(Data items)
□ □ □ □ □ □ □
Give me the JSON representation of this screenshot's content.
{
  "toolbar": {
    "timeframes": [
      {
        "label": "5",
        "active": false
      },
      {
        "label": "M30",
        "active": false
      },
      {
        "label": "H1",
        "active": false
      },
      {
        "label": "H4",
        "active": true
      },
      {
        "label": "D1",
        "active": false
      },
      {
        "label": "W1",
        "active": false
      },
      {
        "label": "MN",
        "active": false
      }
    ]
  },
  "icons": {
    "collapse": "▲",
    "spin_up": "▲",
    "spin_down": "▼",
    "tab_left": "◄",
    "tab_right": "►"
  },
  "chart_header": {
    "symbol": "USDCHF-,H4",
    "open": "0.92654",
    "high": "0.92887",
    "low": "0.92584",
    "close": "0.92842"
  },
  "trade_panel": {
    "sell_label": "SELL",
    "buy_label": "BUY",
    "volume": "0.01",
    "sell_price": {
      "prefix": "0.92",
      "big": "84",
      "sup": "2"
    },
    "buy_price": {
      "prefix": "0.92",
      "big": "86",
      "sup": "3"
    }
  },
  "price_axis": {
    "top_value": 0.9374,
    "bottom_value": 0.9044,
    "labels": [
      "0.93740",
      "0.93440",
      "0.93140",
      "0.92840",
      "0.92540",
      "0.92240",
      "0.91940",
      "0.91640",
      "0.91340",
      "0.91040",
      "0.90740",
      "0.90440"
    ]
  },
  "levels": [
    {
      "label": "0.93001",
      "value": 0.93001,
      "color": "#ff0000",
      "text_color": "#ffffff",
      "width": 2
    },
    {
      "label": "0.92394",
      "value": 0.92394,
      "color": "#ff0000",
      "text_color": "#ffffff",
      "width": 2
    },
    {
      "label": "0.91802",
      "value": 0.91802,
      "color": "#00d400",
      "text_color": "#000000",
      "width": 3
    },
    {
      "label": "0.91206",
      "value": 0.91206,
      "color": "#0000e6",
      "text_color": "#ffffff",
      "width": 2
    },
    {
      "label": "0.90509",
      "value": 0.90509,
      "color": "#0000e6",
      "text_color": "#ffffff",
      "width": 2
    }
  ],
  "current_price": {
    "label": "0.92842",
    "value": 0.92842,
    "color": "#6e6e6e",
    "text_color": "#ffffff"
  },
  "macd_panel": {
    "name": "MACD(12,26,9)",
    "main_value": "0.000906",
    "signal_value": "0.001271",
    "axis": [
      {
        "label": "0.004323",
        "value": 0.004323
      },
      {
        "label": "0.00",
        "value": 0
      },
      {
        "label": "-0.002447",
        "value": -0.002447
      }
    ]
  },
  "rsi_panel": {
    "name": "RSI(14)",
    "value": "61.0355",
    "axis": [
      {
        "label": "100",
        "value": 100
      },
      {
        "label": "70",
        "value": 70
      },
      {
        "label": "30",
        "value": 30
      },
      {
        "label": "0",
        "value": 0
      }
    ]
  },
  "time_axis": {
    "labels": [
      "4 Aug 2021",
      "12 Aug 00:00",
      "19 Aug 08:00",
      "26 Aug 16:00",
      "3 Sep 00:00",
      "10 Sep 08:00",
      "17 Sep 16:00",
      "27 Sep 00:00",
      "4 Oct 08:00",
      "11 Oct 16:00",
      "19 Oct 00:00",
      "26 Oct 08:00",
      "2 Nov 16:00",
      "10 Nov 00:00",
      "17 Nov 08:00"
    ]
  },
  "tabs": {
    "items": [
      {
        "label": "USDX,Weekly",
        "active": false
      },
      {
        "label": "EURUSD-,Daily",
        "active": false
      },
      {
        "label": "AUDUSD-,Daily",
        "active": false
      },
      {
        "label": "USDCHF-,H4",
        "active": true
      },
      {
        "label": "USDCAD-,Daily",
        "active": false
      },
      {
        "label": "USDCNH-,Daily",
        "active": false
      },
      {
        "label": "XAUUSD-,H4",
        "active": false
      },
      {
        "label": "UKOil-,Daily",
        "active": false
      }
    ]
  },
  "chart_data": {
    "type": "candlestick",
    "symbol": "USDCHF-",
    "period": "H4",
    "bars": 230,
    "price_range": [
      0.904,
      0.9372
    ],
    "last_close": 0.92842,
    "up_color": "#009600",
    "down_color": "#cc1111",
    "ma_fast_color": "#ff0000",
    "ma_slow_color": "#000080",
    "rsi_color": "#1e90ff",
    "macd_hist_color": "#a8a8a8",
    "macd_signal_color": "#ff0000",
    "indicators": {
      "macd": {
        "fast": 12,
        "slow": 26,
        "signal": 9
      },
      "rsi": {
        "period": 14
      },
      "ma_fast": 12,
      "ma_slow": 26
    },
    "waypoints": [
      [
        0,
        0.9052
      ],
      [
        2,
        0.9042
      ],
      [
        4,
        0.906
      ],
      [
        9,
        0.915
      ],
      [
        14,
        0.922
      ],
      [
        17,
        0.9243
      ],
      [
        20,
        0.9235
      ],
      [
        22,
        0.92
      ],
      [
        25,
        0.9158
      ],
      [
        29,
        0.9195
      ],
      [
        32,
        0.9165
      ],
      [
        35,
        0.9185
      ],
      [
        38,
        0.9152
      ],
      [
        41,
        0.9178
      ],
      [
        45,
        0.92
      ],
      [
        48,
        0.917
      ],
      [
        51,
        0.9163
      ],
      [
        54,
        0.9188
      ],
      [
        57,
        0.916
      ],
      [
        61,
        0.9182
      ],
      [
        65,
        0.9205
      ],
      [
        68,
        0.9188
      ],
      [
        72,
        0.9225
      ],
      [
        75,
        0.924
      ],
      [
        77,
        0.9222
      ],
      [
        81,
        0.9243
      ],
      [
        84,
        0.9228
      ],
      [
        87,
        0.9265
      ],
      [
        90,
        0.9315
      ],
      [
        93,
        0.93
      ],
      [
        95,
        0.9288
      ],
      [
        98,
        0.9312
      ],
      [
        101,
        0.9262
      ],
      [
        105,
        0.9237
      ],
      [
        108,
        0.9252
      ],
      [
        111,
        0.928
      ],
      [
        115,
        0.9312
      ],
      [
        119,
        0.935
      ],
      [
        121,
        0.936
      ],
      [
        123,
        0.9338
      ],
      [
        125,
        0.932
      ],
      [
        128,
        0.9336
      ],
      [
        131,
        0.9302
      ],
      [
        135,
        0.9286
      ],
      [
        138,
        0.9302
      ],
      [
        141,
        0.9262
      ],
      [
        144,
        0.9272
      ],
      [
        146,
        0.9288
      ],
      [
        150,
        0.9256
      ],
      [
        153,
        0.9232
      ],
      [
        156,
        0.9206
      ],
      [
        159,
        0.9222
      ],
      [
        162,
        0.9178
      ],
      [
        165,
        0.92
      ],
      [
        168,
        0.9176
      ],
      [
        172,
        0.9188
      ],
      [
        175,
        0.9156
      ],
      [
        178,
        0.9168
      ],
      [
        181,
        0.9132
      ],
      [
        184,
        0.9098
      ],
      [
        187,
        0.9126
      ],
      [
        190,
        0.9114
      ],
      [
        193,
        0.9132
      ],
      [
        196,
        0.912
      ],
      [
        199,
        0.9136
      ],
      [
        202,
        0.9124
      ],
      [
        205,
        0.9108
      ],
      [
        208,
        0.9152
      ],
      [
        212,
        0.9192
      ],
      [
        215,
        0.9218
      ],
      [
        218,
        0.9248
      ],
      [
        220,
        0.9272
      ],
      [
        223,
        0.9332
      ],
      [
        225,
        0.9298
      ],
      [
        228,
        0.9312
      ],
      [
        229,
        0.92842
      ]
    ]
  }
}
□ □ □ □ □ □ □
[Requirement]
Every entry must be output again, exactly as written above.

[Finished task]
Give me the JSON representation of this screenshot's content.
{
  "toolbar": {
    "timeframes": [
      {
        "label": "5",
        "active": false
      },
      {
        "label": "M30",
        "active": false
      },
      {
        "label": "H1",
        "active": false
      },
      {
        "label": "H4",
        "active": true
      },
      {
        "label": "D1",
        "active": false
      },
      {
        "label": "W1",
        "active": false
      },
      {
        "label": "MN",
        "active": false
      }
    ]
  },
  "icons": {
    "collapse": "▲",
    "spin_up": "▲",
    "spin_down": "▼",
    "tab_left": "◄",
    "tab_right": "►"
  },
  "chart_header": {
    "symbol": "USDCHF-,H4",
    "open": "0.92654",
    "high": "0.92887",
    "low": "0.92584",
    "close": "0.92842"
  },
  "trade_panel": {
    "sell_label": "SELL",
    "buy_label": "BUY",
    "volume": "0.01",
    "sell_price": {
      "prefix": "0.92",
      "big": "84",
      "sup": "2"
    },
    "buy_price": {
      "prefix": "0.92",
      "big": "86",
      "sup": "3"
    }
  },
  "price_axis": {
    "top_value": 0.9374,
    "bottom_value": 0.9044,
    "labels": [
      "0.93740",
      "0.93440",
      "0.93140",
      "0.92840",
      "0.92540",
      "0.92240",
      "0.91940",
      "0.91640",
      "0.91340",
      "0.91040",
      "0.90740",
      "0.90440"
    ]
  },
  "levels": [
    {
      "label": "0.93001",
      "value": 0.93001,
      "color": "#ff0000",
      "text_color": "#ffffff",
      "width": 2
    },
    {
      "label": "0.92394",
      "value": 0.92394,
      "color": "#ff0000",
      "text_color": "#ffffff",
      "width": 2
    },
    {
      "label": "0.91802",
      "value": 0.91802,
      "color": "#00d400",
      "text_color": "#000000",
      "width": 3
    },
    {
      "label": "0.91206",
      "value": 0.91206,
      "color": "#0000e6",
      "text_color": "#ffffff",
      "width": 2
    },
    {
      "label": "0.90509",
      "value": 0.90509,
      "color": "#0000e6",
      "text_color": "#ffffff",
      "width": 2
    }
  ],
  "current_price": {
    "label": "0.92842",
    "value": 0.92842,
    "color": "#6e6e6e",
    "text_color": "#ffffff"
  },
  "macd_panel": {
    "name": "MACD(12,26,9)",
    "main_value": "0.000906",
    "signal_value": "0.001271",
    "axis": [
      {
        "label": "0.004323",
        "value": 0.004323
      },
      {
        "label": "0.00",
        "value": 0
      },
      {
        "label": "-0.002447",
        "value": -0.002447
      }
    ]
  },
  "rsi_panel": {
    "name": "RSI(14)",
    "value": "61.0355",
    "axis": [
      {
        "label": "100",
        "value": 100
      },
      {
        "label": "70",
        "value": 70
      },
      {
        "label": "30",
        "value": 30
      },
      {
        "label": "0",
        "value": 0
      }
    ]
  },
  "time_axis": {
    "labels": [
      "4 Aug 2021",
      "12 Aug 00:00",
      "19 Aug 08:00",
      "26 Aug 16:00",
      "3 Sep 00:00",
      "10 Sep 08:00",
      "17 Sep 16:00",
      "27 Sep 00:00",
      "4 Oct 08:00",
      "11 Oct 16:00",
      "19 Oct 00:00",
      "26 Oct 08:00",
      "2 Nov 16:00",
      "10 Nov 00:00",
      "17 Nov 08:00"
    ]
  },
  "tabs": {
    "items": [
      {
        "label": "USDX,Weekly",
        "active": false
      },
      {
        "label": "EURUSD-,Daily",
        "active": false
      },
      {
        "label": "AUDUSD-,Daily",
        "active": false
      },
      {
        "label": "USDCHF-,H4",
        "active": true
      },
      {
        "label": "USDCAD-,Daily",
        "active": false
      },
      {
        "label": "USDCNH-,Daily",
        "active": false
      },
      {
        "label": "XAUUSD-,H4",
        "active": false
      },
      {
        "label": "UKOil-,Daily",
        "active": false
      }
    ]
  },
  "chart_data": {
    "type": "candlestick",
    "symbol": "USDCHF-",
    "period": "H4",
    "bars": 230,
    "price_range": [
      0.904,
      0.9372
    ],
    "last_close": 0.92842,
    "up_color": "#009600",
    "down_color": "#cc1111",
    "ma_fast_color": "#ff0000",
    "ma_slow_color": "#000080",
    "rsi_color": "#1e90ff",
    "macd_hist_color": "#a8a8a8",
    "macd_signal_color": "#ff0000",
    "indicators": {
      "macd": {
        "fast": 12,
        "slow": 26,
        "signal": 9
      },
      "rsi": {
        "period": 14
      },
      "ma_fast": 12,
      "ma_slow": 26
    },
    "waypoints": [
      [
        0,
        0.9052
      ],
      [
        2,
        0.9042
      ],
      [
        4,
        0.906
      ],
      [
        9,
        0.915
      ],
      [
        14,
        0.922
      ],
      [
        17,
        0.9243
      ],
      [
        20,
        0.9235
      ],
      [
        22,
        0.92
      ],
      [
        25,
        0.9158
      ],
      [
        29,
        0.9195
      ],
      [
        32,
        0.9165
      ],
      [
        35,
        0.9185
      ],
      [
        38,
        0.9152
      ],
      [
        41,
        0.9178
      ],
      [
        45,
        0.92
      ],
      [
        48,
        0.917
      ],
      [
        51,
        0.9163
      ],
      [
        54,
        0.9188
      ],
      [
        57,
        0.916
      ],
      [
        61,
        0.9182
      ],
      [
        65,
        0.9205
      ],
      [
        68,
        0.9188
      ],
      [
        72,
        0.9225
      ],
      [
        75,
        0.924
      ],
      [
        77,
        0.9222
      ],
      [
        81,
        0.9243
      ],
      [
        84,
        0.9228
      ],
      [
        87,
        0.9265
      ],
      [
        90,
        0.9315
      ],
      [
        93,
        0.93
      ],
      [
        95,
        0.9288
      ],
      [
        98,
        0.9312
      ],
      [
        101,
        0.9262
      ],
      [
        105,
        0.9237
      ],
      [
        108,
        0.9252
      ],
      [
        111,
        0.928
      ],
      [
        115,
        0.9312
      ],
      [
        119,
        0.935
      ],
      [
        121,
        0.936
      ],
      [
        123,
        0.9338
      ],
      [
        125,
        0.932
      ],
      [
        128,
        0.9336
      ],
      [
        131,
        0.9302
      ],
      [
        135,
        0.9286
      ],
      [
        138,
        0.9302
      ],
      [
        141,
        0.9262
      ],
      [
        144,
        0.9272
      ],
      [
        146,
        0.9288
      ],
      [
        150,
        0.9256
      ],
      [
        153,
        0.9232
      ],
      [
        156,
        0.9206
      ],
      [
        159,
        0.9222
      ],
      [
        162,
        0.9178
      ],
      [
        165,
        0.92
      ],
      [
        168,
        0.9176
      ],
      [
        172,
        0.9188
      ],
      [
        175,
        0.9156
      ],
      [
        178,
        0.9168
      ],
      [
        181,
        0.9132
      ],
      [
        184,
        0.9098
      ],
      [
        187,
        0.9126
      ],
      [
        190,
        0.9114
      ],
      [
        193,
        0.9132
      ],
      [
        196,
        0.912
      ],
      [
        199,
        0.9136
      ],
      [
        202,
        0.9124
      ],
      [
        205,
        0.9108
      ],
      [
        208,
        0.9152
      ],
      [
        212,
        0.9192
      ],
      [
        215,
        0.9218
      ],
      [
        218,
        0.9248
      ],
      [
        220,
        0.9272
      ],
      [
        223,
        0.9332
      ],
      [
        225,
        0.9298
      ],
      [
        228,
        0.9312
      ],
      [
        229,
        0.92842
      ]
    ]
  }
}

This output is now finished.